> **Task statement**
Find each line containing the string "habilitação" and return it.

> **Material provided**
┌────────

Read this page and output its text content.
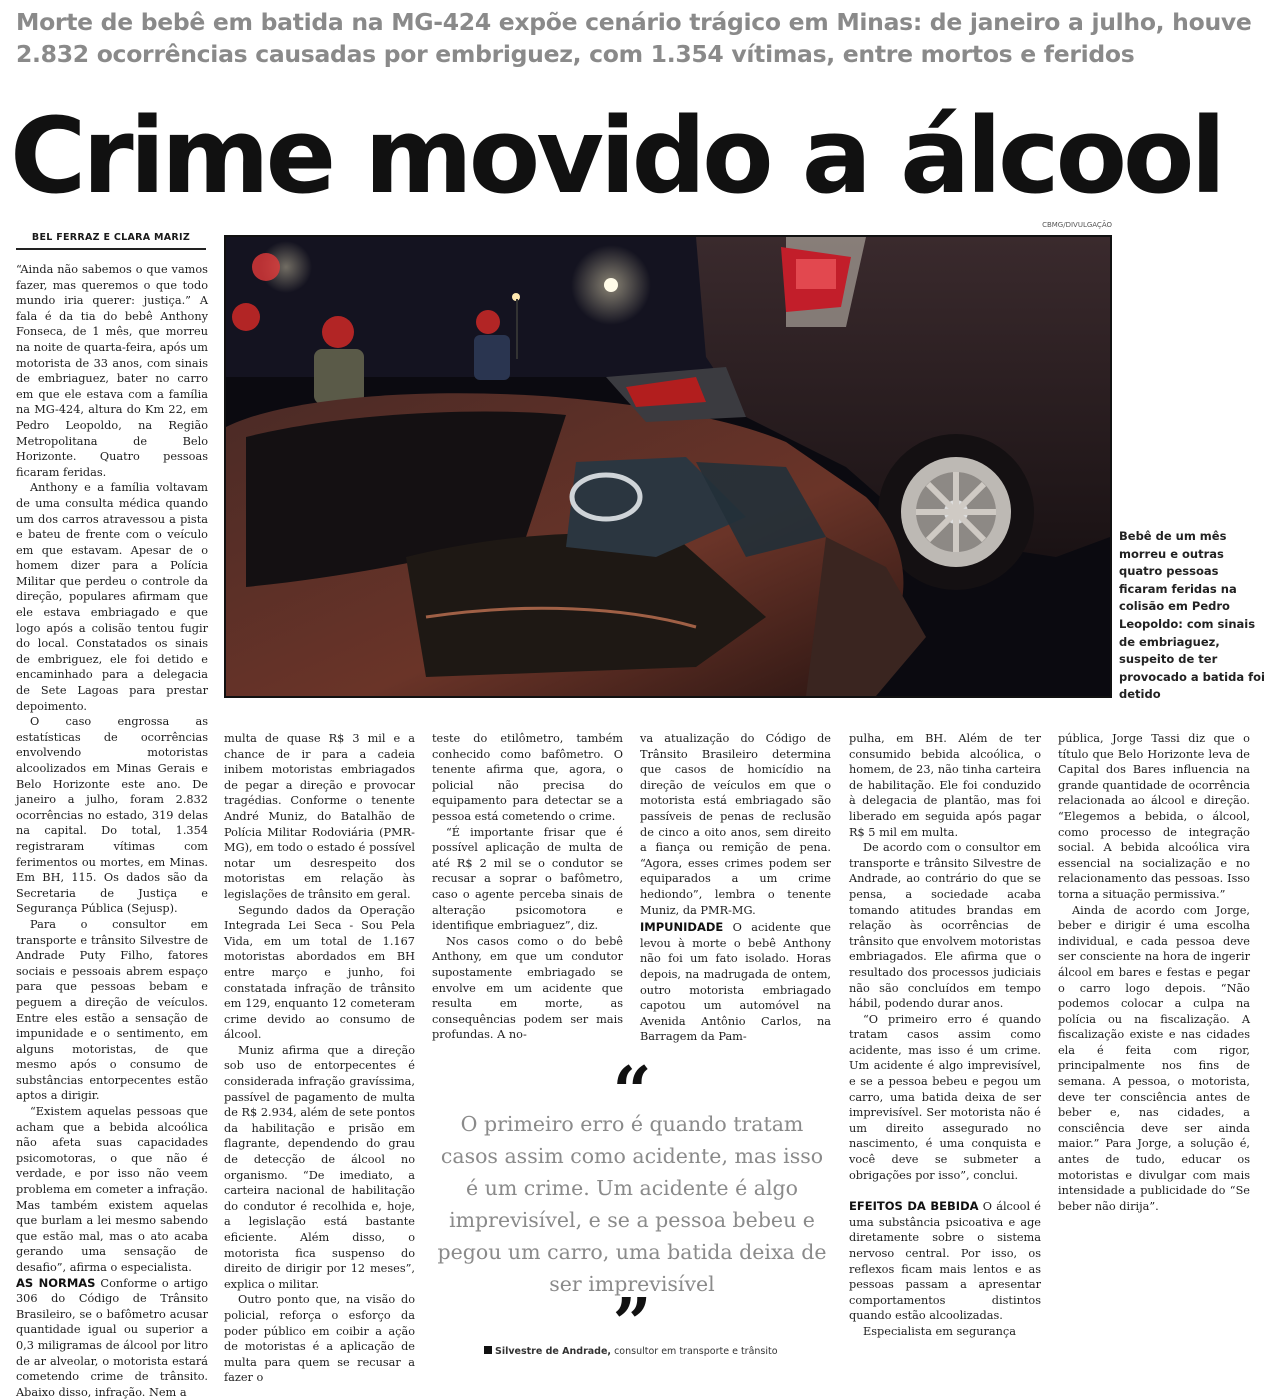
Morte de bebê em batida na MG-424 expõe cenário trágico em Minas: de janeiro a julho, houve 2.832 ocorrências causadas por embriguez, com 1.354 vítimas, entre mortos e feridos
Crime movido a álcool
BEL FERRAZ E CLARA MARIZ
CBMG/DIVULGAÇÃO
Bebê de um mês morreu e outras quatro pessoas ficaram feridas na colisão em Pedro Leopoldo: com sinais de embriaguez, suspeito de ter provocado a batida foi detido

“Ainda não sabemos o que vamos fazer, mas queremos o que todo mundo iria querer: justiça.” A fala é da tia do bebê Anthony Fonseca, de 1 mês, que morreu na noite de quarta-feira, após um motorista de 33 anos, com sinais de embriaguez, bater no carro em que ele estava com a família na MG-424, altura do Km 22, em Pedro Leopoldo, na Região Metropolitana de Belo Horizonte. Quatro pessoas ficaram feridas.

Anthony e a família voltavam de uma consulta médica quando um dos carros atravessou a pista e bateu de frente com o veículo em que estavam. Apesar de o homem dizer para a Polícia Militar que perdeu o controle da direção, populares afirmam que ele estava embriagado e que logo após a colisão tentou fugir do local. Constatados os sinais de embriguez, ele foi detido e encaminhado para a delegacia de Sete Lagoas para prestar depoimento.

O caso engrossa as estatísticas de ocorrências envolvendo motoristas alcoolizados em Minas Gerais e Belo Horizonte este ano. De janeiro a julho, foram 2.832 ocorrências no estado, 319 delas na capital. Do total, 1.354 registraram vítimas com ferimentos ou mortes, em Minas. Em BH, 115. Os dados são da Secretaria de Justiça e Segurança Pública (Sejusp).

Para o consultor em transporte e trânsito Silvestre de Andrade Puty Filho, fatores sociais e pessoais abrem espaço para que pessoas bebam e peguem a direção de veículos. Entre eles estão a sensação de impunidade e o sentimento, em alguns motoristas, de que mesmo após o consumo de substâncias entorpecentes estão aptos a dirigir.

“Existem aquelas pessoas que acham que a bebida alcoólica não afeta suas capacidades psicomotoras, o que não é verdade, e por isso não veem problema em cometer a infração. Mas também existem aquelas que burlam a lei mesmo sabendo que estão mal, mas o ato acaba gerando uma sensação de desafio”, afirma o especialista.

AS NORMAS Conforme o artigo 306 do Código de Trânsito Brasileiro, se o bafômetro acusar quantidade igual ou superior a 0,3 miligramas de álcool por litro de ar alveolar, o motorista estará cometendo crime de trânsito. Abaixo disso, infração. Nem a

multa de quase R$ 3 mil e a chance de ir para a cadeia inibem motoristas embriagados de pegar a direção e provocar tragédias. Conforme o tenente André Muniz, do Batalhão de Polícia Militar Rodoviária (PMR-MG), em todo o estado é possível notar um desrespeito dos motoristas em relação às legislações de trânsito em geral.

Segundo dados da Operação Integrada Lei Seca - Sou Pela Vida, em um total de 1.167 motoristas abordados em BH entre março e junho, foi constatada infração de trânsito em 129, enquanto 12 cometeram crime devido ao consumo de álcool.

Muniz afirma que a direção sob uso de entorpecentes é considerada infração gravíssima, passível de pagamento de multa de R$ 2.934, além de sete pontos da habilitação e prisão em flagrante, dependendo do grau de detecção de álcool no organismo. “De imediato, a carteira nacional de habilitação do condutor é recolhida e, hoje, a legislação está bastante eficiente. Além disso, o motorista fica suspenso do direito de dirigir por 12 meses”, explica o militar.

Outro ponto que, na visão do policial, reforça o esforço da poder público em coibir a ação de motoristas é a aplicação de multa para quem se recusar a fazer o

teste do etilômetro, também conhecido como bafômetro. O tenente afirma que, agora, o policial não precisa do equipamento para detectar se a pessoa está cometendo o crime.

“É importante frisar que é possível aplicação de multa de até R$ 2 mil se o condutor se recusar a soprar o bafômetro, caso o agente perceba sinais de alteração psicomotora e identifique embriaguez”, diz.

Nos casos como o do bebê Anthony, em que um condutor supostamente embriagado se envolve em um acidente que resulta em morte, as consequências podem ser mais profundas. A no-

va atualização do Código de Trânsito Brasileiro determina que casos de homicídio na direção de veículos em que o motorista está embriagado são passíveis de penas de reclusão de cinco a oito anos, sem direito a fiança ou remição de pena. “Agora, esses crimes podem ser equiparados a um crime hediondo”, lembra o tenente Muniz, da PMR-MG.

IMPUNIDADE O acidente que levou à morte o bebê Anthony não foi um fato isolado. Horas depois, na madrugada de ontem, outro motorista embriagado capotou um automóvel na Avenida Antônio Carlos, na Barragem da Pam-

pulha, em BH. Além de ter consumido bebida alcoólica, o homem, de 23, não tinha carteira de habilitação. Ele foi conduzido à delegacia de plantão, mas foi liberado em seguida após pagar R$ 5 mil em multa.

De acordo com o consultor em transporte e trânsito Silvestre de Andrade, ao contrário do que se pensa, a sociedade acaba tomando atitudes brandas em relação às ocorrências de trânsito que envolvem motoristas embriagados. Ele afirma que o resultado dos processos judiciais não são concluídos em tempo hábil, podendo durar anos.

“O primeiro erro é quando tratam casos assim como acidente, mas isso é um crime. Um acidente é algo imprevisível, e se a pessoa bebeu e pegou um carro, uma batida deixa de ser imprevisível. Ser motorista não é um direito assegurado no nascimento, é uma conquista e você deve se submeter a obrigações por isso”, conclui.

EFEITOS DA BEBIDA O álcool é uma substância psicoativa e age diretamente sobre o sistema nervoso central. Por isso, os reflexos ficam mais lentos e as pessoas passam a apresentar comportamentos distintos quando estão alcoolizadas.

Especialista em segurança

pública, Jorge Tassi diz que o título que Belo Horizonte leva de Capital dos Bares influencia na grande quantidade de ocorrência relacionada ao álcool e direção. “Elegemos a bebida, o álcool, como processo de integração social. A bebida alcoólica vira essencial na socialização e no relacionamento das pessoas. Isso torna a situação permissiva.”

Ainda de acordo com Jorge, beber e dirigir é uma escolha individual, e cada pessoa deve ser consciente na hora de ingerir álcool em bares e festas e pegar o carro logo depois. “Não podemos colocar a culpa na polícia ou na fiscalização. A fiscalização existe e nas cidades ela é feita com rigor, principalmente nos fins de semana. A pessoa, o motorista, deve ter consciência antes de beber e, nas cidades, a consciência deve ser ainda maior.” Para Jorge, a solução é, antes de tudo, educar os motoristas e divulgar com mais intensidade a publicidade do “Se beber não dirija”.

“
O primeiro erro é quando tratam casos assim como acidente, mas isso é um crime. Um acidente é algo imprevisível, e se a pessoa bebeu e pegou um carro, uma batida deixa de ser imprevisível
”
Silvestre de Andrade, consultor em transporte e trânsito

└────────

> **Task answer**
Muniz afirma que a direção sob uso de entorpecentes é considerada infração gravíssima, passível de pagamento de multa de R$ 2.934, além de sete pontos da habilitação e prisão em flagrante, dependendo do grau de detecção de álcool no organismo. “De imediato, a carteira nacional de habilitação do condutor é recolhida e, hoje, a legislação está bastante eficiente. Além disso, o motorista fica suspenso do direito de dirigir por 12 meses”, explica o militar.
pulha, em BH. Além de ter consumido bebida alcoólica, o homem, de 23, não tinha carteira de habilitação. Ele foi conduzido à delegacia de plantão, mas foi liberado em seguida após pagar R$ 5 mil em multa.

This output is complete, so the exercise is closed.